> _Supplied data_

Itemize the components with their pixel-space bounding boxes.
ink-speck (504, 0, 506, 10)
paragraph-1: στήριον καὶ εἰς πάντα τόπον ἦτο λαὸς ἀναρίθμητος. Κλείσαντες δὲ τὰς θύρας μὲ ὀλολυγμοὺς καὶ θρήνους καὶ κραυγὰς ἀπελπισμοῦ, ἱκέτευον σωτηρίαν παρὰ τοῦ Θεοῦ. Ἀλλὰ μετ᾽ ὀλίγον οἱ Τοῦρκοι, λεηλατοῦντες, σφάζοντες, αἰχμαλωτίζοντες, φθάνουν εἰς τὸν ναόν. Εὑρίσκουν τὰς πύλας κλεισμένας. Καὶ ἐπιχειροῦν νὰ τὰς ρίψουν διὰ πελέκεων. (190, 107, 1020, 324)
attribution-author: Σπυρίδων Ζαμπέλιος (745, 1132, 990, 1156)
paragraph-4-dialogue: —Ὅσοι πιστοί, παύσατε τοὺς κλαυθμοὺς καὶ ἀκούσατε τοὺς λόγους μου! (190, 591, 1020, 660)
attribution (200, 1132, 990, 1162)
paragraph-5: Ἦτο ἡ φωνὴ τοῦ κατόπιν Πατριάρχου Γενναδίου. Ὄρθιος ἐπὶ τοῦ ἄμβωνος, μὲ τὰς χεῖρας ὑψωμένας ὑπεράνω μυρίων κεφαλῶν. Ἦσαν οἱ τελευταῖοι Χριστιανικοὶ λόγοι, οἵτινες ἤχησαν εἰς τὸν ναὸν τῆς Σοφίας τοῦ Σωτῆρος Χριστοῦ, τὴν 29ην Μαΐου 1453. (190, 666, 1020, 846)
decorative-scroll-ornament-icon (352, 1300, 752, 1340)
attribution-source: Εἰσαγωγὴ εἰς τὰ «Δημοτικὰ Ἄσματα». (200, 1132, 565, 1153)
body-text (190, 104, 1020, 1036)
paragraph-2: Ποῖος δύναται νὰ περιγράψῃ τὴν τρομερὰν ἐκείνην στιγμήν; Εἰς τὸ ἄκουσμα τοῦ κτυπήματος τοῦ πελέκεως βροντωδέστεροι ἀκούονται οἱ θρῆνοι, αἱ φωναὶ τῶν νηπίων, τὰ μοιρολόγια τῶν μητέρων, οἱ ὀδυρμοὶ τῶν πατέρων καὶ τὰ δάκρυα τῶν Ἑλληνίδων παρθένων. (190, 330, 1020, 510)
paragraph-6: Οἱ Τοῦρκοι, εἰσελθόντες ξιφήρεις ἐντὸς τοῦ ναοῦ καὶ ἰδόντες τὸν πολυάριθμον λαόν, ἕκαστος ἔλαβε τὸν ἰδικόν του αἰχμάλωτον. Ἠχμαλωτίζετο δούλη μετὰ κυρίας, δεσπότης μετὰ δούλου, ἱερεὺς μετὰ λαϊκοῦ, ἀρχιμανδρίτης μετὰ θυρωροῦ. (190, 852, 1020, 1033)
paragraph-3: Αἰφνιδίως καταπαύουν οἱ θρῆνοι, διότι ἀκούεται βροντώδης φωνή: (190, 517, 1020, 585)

> _Exercise requirements_
Reproduce the items above, replacing "ink-speck" with "stray-mark" and leaving every other character untouched.

> _Expected answer_
Itemize the components with their pixel-space bounding boxes.
stray-mark (504, 0, 506, 10)
paragraph-1: στήριον καὶ εἰς πάντα τόπον ἦτο λαὸς ἀναρίθμητος. Κλείσαντες δὲ τὰς θύρας μὲ ὀλολυγμοὺς καὶ θρήνους καὶ κραυγὰς ἀπελπισμοῦ, ἱκέτευον σωτηρίαν παρὰ τοῦ Θεοῦ. Ἀλλὰ μετ᾽ ὀλίγον οἱ Τοῦρκοι, λεηλατοῦντες, σφάζοντες, αἰχμαλωτίζοντες, φθάνουν εἰς τὸν ναόν. Εὑρίσκουν τὰς πύλας κλεισμένας. Καὶ ἐπιχειροῦν νὰ τὰς ρίψουν διὰ πελέκεων. (190, 107, 1020, 324)
attribution-author: Σπυρίδων Ζαμπέλιος (745, 1132, 990, 1156)
paragraph-4-dialogue: —Ὅσοι πιστοί, παύσατε τοὺς κλαυθμοὺς καὶ ἀκούσατε τοὺς λόγους μου! (190, 591, 1020, 660)
attribution (200, 1132, 990, 1162)
paragraph-5: Ἦτο ἡ φωνὴ τοῦ κατόπιν Πατριάρχου Γενναδίου. Ὄρθιος ἐπὶ τοῦ ἄμβωνος, μὲ τὰς χεῖρας ὑψωμένας ὑπεράνω μυρίων κεφαλῶν. Ἦσαν οἱ τελευταῖοι Χριστιανικοὶ λόγοι, οἵτινες ἤχησαν εἰς τὸν ναὸν τῆς Σοφίας τοῦ Σωτῆρος Χριστοῦ, τὴν 29ην Μαΐου 1453. (190, 666, 1020, 846)
decorative-scroll-ornament-icon (352, 1300, 752, 1340)
attribution-source: Εἰσαγωγὴ εἰς τὰ «Δημοτικὰ Ἄσματα». (200, 1132, 565, 1153)
body-text (190, 104, 1020, 1036)
paragraph-2: Ποῖος δύναται νὰ περιγράψῃ τὴν τρομερὰν ἐκείνην στιγμήν; Εἰς τὸ ἄκουσμα τοῦ κτυπήματος τοῦ πελέκεως βροντωδέστεροι ἀκούονται οἱ θρῆνοι, αἱ φωναὶ τῶν νηπίων, τὰ μοιρολόγια τῶν μητέρων, οἱ ὀδυρμοὶ τῶν πατέρων καὶ τὰ δάκρυα τῶν Ἑλληνίδων παρθένων. (190, 330, 1020, 510)
paragraph-6: Οἱ Τοῦρκοι, εἰσελθόντες ξιφήρεις ἐντὸς τοῦ ναοῦ καὶ ἰδόντες τὸν πολυάριθμον λαόν, ἕκαστος ἔλαβε τὸν ἰδικόν του αἰχμάλωτον. Ἠχμαλωτίζετο δούλη μετὰ κυρίας, δεσπότης μετὰ δούλου, ἱερεὺς μετὰ λαϊκοῦ, ἀρχιμανδρίτης μετὰ θυρωροῦ. (190, 852, 1020, 1033)
paragraph-3: Αἰφνιδίως καταπαύουν οἱ θρῆνοι, διότι ἀκούεται βροντώδης φωνή: (190, 517, 1020, 585)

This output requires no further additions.